Your task is to transcribe all of the data below exactly, omitting the images.

(Recorded data)
··········
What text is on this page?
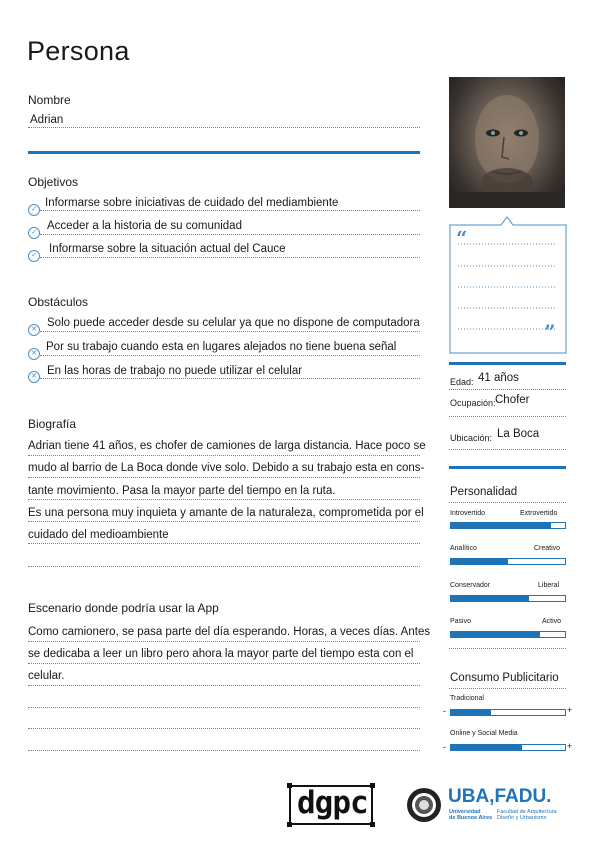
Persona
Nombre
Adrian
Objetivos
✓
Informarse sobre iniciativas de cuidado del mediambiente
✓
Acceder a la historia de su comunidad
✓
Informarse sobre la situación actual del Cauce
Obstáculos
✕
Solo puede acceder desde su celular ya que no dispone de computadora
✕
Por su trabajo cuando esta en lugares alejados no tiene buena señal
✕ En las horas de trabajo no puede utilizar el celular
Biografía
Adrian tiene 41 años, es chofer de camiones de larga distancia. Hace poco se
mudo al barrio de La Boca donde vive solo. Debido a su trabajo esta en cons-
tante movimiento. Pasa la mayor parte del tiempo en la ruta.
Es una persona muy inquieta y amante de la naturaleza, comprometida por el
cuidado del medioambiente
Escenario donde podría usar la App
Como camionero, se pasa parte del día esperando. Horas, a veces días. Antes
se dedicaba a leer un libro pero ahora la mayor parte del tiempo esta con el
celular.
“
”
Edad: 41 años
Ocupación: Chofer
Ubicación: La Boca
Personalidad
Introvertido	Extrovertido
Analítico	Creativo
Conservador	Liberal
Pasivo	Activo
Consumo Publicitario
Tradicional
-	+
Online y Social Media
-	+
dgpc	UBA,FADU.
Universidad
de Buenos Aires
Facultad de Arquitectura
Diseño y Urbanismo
··········
### TASK SOLUTION:
What text is on this page?
Persona
Nombre
Adrian
Objetivos
✓
Informarse sobre iniciativas de cuidado del mediambiente
✓
Acceder a la historia de su comunidad
✓
Informarse sobre la situación actual del Cauce
Obstáculos
✕
Solo puede acceder desde su celular ya que no dispone de computadora
✕
Por su trabajo cuando esta en lugares alejados no tiene buena señal
✕ En las horas de trabajo no puede utilizar el celular
Biografía
Adrian tiene 41 años, es chofer de camiones de larga distancia. Hace poco se
mudo al barrio de La Boca donde vive solo. Debido a su trabajo esta en cons-
tante movimiento. Pasa la mayor parte del tiempo en la ruta.
Es una persona muy inquieta y amante de la naturaleza, comprometida por el
cuidado del medioambiente
Escenario donde podría usar la App
Como camionero, se pasa parte del día esperando. Horas, a veces días. Antes
se dedicaba a leer un libro pero ahora la mayor parte del tiempo esta con el
celular.
“
”
Edad: 41 años
Ocupación: Chofer
Ubicación: La Boca
Personalidad
Introvertido	Extrovertido
Analítico	Creativo
Conservador	Liberal
Pasivo	Activo
Consumo Publicitario
Tradicional
-	+
Online y Social Media
-	+
dgpc	UBA,FADU.
Universidad
de Buenos Aires
Facultad de Arquitectura
Diseño y Urbanismo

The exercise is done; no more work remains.